[Data entries]
______

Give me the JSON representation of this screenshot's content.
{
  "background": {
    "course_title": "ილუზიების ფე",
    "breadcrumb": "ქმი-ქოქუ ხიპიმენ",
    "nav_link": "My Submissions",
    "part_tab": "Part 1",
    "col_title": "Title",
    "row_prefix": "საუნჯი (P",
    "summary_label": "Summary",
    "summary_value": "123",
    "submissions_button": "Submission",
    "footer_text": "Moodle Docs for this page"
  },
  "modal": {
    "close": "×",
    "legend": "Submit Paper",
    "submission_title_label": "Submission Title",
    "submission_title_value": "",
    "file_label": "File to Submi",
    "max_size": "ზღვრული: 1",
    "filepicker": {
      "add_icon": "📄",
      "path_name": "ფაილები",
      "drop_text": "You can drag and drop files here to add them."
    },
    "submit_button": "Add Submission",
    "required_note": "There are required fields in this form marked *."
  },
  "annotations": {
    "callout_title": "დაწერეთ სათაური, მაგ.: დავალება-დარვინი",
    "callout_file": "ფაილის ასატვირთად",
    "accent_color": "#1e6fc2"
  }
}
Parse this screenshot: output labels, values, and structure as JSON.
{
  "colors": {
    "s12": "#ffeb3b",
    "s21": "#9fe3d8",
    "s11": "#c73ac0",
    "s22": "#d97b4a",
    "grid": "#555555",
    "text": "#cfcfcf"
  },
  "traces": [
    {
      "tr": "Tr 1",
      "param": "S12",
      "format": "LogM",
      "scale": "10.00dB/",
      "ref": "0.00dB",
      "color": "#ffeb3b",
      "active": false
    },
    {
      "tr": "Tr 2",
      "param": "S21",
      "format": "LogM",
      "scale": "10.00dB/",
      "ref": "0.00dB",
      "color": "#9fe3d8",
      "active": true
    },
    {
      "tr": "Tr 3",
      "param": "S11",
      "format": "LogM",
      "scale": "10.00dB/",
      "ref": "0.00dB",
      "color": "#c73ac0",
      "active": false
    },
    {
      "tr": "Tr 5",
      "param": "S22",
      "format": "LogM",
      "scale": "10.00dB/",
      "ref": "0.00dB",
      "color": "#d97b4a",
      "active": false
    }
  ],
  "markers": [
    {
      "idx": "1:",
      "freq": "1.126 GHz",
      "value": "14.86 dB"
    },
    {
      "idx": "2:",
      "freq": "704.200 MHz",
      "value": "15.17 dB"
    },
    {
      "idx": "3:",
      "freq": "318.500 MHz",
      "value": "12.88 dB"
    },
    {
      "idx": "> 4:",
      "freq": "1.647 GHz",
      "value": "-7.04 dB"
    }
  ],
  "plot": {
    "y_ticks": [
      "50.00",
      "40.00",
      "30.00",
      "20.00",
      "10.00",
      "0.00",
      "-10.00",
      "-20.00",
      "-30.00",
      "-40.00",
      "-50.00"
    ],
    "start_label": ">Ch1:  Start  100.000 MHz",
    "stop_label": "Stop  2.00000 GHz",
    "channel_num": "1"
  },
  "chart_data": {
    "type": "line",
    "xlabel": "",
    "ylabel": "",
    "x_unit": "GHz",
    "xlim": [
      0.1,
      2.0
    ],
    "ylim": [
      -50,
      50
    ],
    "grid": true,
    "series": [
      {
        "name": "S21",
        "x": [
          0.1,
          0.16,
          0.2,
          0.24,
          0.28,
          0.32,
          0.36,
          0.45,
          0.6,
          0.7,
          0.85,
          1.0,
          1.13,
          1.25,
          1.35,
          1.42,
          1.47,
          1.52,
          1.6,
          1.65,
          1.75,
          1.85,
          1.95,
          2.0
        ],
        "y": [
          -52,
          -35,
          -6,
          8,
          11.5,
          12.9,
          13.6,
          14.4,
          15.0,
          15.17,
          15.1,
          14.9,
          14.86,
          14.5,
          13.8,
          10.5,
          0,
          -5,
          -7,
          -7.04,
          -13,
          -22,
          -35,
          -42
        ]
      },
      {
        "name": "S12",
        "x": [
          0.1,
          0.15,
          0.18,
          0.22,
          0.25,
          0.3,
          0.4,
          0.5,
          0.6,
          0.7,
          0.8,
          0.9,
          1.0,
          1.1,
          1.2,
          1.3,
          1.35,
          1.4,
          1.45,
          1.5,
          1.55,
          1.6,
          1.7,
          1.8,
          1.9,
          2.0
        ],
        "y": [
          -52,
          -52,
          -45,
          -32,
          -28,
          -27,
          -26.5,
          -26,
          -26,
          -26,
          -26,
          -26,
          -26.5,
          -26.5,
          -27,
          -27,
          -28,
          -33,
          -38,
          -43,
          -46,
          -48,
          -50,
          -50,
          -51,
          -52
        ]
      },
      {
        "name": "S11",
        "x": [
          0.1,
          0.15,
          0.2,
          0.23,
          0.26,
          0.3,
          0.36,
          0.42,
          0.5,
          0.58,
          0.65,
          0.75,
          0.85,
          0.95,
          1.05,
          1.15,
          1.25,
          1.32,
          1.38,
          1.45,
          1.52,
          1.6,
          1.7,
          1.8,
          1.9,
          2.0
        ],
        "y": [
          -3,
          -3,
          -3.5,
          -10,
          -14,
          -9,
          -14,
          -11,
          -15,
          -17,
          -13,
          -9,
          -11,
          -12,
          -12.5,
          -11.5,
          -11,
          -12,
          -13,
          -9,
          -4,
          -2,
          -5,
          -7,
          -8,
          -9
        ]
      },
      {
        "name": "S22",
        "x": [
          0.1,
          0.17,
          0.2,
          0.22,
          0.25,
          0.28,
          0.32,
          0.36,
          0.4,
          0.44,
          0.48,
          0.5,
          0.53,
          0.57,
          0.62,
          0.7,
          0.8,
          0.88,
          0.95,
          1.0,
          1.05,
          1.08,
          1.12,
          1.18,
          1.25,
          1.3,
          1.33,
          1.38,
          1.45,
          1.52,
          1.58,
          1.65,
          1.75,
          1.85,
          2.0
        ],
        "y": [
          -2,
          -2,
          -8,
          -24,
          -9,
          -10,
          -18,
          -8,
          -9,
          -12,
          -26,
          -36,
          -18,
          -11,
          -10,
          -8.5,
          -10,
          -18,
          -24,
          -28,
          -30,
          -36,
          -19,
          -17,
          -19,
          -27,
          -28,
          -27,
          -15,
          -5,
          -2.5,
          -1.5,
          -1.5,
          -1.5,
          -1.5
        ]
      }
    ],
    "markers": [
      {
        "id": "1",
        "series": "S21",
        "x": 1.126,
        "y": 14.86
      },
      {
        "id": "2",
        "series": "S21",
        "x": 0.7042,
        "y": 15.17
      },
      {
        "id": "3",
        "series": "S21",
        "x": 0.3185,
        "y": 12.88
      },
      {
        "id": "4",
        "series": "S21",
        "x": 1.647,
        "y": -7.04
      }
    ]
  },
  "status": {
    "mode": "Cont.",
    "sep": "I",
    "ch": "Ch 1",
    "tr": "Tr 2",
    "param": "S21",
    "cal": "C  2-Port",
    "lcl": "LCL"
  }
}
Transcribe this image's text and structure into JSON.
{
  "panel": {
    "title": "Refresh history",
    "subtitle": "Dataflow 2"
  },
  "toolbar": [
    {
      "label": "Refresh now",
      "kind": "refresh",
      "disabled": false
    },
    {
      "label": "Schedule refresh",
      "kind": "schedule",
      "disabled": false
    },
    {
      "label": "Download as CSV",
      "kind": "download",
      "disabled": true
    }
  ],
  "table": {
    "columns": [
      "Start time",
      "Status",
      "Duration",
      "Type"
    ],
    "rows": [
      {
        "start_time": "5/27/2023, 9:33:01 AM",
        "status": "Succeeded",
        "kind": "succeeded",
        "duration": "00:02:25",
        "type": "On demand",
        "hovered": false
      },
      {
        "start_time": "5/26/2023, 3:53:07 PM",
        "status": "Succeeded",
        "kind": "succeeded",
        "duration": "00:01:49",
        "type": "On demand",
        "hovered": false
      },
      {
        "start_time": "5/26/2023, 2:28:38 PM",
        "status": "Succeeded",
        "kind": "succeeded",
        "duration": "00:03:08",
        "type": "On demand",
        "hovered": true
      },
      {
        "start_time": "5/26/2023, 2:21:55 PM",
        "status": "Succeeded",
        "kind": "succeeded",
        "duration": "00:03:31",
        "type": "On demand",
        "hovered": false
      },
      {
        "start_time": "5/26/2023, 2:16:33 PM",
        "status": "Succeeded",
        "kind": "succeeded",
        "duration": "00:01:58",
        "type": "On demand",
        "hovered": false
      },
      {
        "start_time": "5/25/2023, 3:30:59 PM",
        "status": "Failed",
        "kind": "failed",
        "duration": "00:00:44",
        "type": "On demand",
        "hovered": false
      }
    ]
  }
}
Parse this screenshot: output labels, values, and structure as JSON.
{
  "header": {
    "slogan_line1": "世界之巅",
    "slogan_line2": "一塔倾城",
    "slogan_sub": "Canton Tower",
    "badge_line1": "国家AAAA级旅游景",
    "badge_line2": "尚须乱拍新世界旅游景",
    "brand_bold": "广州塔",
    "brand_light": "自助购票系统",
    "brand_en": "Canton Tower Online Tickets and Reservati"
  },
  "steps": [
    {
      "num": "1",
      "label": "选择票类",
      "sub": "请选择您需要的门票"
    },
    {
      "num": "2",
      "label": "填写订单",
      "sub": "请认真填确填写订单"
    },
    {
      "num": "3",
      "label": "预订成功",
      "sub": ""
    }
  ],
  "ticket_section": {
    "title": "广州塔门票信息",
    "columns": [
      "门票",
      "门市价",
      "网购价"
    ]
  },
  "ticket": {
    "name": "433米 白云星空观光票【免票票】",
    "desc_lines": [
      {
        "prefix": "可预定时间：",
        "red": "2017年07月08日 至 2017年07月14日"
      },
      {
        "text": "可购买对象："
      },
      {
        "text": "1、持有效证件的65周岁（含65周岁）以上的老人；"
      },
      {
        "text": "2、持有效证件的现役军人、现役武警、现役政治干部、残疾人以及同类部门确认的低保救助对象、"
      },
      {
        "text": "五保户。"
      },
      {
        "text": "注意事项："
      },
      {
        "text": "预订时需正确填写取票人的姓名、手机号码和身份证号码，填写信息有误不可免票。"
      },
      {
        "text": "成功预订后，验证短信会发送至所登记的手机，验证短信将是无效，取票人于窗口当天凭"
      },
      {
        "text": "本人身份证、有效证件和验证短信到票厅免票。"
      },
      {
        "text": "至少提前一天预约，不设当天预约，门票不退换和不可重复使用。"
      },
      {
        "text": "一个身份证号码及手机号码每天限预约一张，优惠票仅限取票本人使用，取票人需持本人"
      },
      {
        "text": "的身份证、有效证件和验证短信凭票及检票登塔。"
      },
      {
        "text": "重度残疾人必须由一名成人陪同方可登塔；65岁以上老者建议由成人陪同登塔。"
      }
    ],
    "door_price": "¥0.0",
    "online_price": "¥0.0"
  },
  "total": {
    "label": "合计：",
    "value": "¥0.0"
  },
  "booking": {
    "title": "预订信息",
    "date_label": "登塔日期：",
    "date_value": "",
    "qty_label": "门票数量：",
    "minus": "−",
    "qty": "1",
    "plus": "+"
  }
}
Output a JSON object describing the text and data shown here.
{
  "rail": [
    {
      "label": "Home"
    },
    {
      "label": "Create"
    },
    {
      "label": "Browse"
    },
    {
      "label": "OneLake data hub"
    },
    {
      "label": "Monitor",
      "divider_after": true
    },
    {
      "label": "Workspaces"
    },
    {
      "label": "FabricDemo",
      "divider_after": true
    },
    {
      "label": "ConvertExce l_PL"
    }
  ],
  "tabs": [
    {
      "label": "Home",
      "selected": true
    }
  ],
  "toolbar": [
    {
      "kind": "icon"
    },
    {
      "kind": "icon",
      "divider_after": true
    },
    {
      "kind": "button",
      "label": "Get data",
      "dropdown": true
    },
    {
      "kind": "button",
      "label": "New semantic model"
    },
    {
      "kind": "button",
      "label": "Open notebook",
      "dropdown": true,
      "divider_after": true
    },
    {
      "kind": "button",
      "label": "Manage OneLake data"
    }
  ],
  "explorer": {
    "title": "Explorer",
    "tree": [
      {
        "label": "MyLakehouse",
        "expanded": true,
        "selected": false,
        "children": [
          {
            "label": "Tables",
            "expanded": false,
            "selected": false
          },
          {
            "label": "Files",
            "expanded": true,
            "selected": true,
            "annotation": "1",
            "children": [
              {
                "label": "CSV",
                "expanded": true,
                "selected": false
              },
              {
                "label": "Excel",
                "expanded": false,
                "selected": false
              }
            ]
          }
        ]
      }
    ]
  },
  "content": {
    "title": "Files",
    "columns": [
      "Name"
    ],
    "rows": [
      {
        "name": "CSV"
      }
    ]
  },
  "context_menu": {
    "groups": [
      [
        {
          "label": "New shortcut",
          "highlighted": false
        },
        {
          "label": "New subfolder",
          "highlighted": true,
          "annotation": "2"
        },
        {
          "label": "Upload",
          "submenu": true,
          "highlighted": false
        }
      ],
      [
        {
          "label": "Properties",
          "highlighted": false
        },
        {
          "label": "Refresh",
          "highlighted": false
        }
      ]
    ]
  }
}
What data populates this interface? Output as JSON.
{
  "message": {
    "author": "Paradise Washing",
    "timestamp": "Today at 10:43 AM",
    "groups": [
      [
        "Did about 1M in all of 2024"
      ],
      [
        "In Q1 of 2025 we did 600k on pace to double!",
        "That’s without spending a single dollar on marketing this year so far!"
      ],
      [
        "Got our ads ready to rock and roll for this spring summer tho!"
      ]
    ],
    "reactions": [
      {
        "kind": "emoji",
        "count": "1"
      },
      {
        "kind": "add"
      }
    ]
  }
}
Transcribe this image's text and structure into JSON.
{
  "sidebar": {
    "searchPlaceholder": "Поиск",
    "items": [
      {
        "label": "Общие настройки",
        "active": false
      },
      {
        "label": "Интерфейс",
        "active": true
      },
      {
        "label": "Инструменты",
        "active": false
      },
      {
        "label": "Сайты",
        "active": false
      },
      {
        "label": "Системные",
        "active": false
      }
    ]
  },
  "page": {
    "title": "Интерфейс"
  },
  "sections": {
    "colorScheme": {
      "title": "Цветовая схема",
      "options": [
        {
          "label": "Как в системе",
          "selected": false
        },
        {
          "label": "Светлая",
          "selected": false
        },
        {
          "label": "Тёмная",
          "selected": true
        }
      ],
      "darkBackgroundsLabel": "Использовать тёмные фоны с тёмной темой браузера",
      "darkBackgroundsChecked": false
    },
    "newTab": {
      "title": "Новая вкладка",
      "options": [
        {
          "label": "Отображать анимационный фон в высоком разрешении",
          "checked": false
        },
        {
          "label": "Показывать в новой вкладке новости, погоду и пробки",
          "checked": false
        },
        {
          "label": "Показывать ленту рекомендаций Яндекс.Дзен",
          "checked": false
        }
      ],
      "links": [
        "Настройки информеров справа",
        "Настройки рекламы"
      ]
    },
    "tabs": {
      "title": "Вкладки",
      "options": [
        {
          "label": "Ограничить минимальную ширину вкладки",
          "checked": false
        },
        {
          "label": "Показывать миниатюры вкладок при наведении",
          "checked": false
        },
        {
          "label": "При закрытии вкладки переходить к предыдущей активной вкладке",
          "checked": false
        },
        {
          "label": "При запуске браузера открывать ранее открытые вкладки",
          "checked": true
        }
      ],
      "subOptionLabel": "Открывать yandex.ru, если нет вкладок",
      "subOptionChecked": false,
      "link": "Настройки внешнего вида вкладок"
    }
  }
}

______

### AIM OF THE TASK
Locate the word "JSON" in the entries, and copy every line where it is found.

### ANSWER TO THE PROBLEM
Give me the JSON representation of this screenshot's content.
Parse this screenshot: output labels, values, and structure as JSON.
Transcribe this image's text and structure into JSON.
Parse this screenshot: output labels, values, and structure as JSON.
Output a JSON object describing the text and data shown here.
What data populates this interface? Output as JSON.
Transcribe this image's text and structure into JSON.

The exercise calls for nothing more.